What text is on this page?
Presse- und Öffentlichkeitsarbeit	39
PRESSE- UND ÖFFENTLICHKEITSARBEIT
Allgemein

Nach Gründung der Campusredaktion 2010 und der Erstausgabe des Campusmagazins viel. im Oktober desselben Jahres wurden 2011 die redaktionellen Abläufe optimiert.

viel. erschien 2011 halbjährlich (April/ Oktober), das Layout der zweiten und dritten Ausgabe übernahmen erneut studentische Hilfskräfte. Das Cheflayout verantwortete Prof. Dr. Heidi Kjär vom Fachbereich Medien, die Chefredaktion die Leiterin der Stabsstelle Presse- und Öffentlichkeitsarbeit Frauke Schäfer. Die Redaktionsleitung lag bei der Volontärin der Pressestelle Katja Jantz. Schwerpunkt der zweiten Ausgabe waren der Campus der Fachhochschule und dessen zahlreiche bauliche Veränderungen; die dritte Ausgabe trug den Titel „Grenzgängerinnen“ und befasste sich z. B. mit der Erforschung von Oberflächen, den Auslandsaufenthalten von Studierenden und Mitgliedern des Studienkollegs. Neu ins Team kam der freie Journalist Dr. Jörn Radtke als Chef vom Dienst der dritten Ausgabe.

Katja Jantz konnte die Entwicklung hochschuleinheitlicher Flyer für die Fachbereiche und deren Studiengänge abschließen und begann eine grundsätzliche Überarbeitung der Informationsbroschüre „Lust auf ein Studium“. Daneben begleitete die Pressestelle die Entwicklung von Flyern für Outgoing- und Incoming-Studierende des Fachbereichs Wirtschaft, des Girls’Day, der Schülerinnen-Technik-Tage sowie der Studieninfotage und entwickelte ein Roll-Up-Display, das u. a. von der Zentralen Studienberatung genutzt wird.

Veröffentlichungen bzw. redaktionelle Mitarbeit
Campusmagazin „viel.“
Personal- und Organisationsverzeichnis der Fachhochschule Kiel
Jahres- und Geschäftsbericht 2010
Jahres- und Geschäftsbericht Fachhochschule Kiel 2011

....

# YOUR TASK:
Return every record above exactly as it appears.

# COMPLETE OUTPUT:
What text is on this page?
Presse- und Öffentlichkeitsarbeit	39
PRESSE- UND ÖFFENTLICHKEITSARBEIT
Allgemein

Nach Gründung der Campusredaktion 2010 und der Erstausgabe des Campusmagazins viel. im Oktober desselben Jahres wurden 2011 die redaktionellen Abläufe optimiert.

viel. erschien 2011 halbjährlich (April/ Oktober), das Layout der zweiten und dritten Ausgabe übernahmen erneut studentische Hilfskräfte. Das Cheflayout verantwortete Prof. Dr. Heidi Kjär vom Fachbereich Medien, die Chefredaktion die Leiterin der Stabsstelle Presse- und Öffentlichkeitsarbeit Frauke Schäfer. Die Redaktionsleitung lag bei der Volontärin der Pressestelle Katja Jantz. Schwerpunkt der zweiten Ausgabe waren der Campus der Fachhochschule und dessen zahlreiche bauliche Veränderungen; die dritte Ausgabe trug den Titel „Grenzgängerinnen“ und befasste sich z. B. mit der Erforschung von Oberflächen, den Auslandsaufenthalten von Studierenden und Mitgliedern des Studienkollegs. Neu ins Team kam der freie Journalist Dr. Jörn Radtke als Chef vom Dienst der dritten Ausgabe.

Katja Jantz konnte die Entwicklung hochschuleinheitlicher Flyer für die Fachbereiche und deren Studiengänge abschließen und begann eine grundsätzliche Überarbeitung der Informationsbroschüre „Lust auf ein Studium“. Daneben begleitete die Pressestelle die Entwicklung von Flyern für Outgoing- und Incoming-Studierende des Fachbereichs Wirtschaft, des Girls’Day, der Schülerinnen-Technik-Tage sowie der Studieninfotage und entwickelte ein Roll-Up-Display, das u. a. von der Zentralen Studienberatung genutzt wird.

Veröffentlichungen bzw. redaktionelle Mitarbeit
Campusmagazin „viel.“
Personal- und Organisationsverzeichnis der Fachhochschule Kiel
Jahres- und Geschäftsbericht 2010
Jahres- und Geschäftsbericht Fachhochschule Kiel 2011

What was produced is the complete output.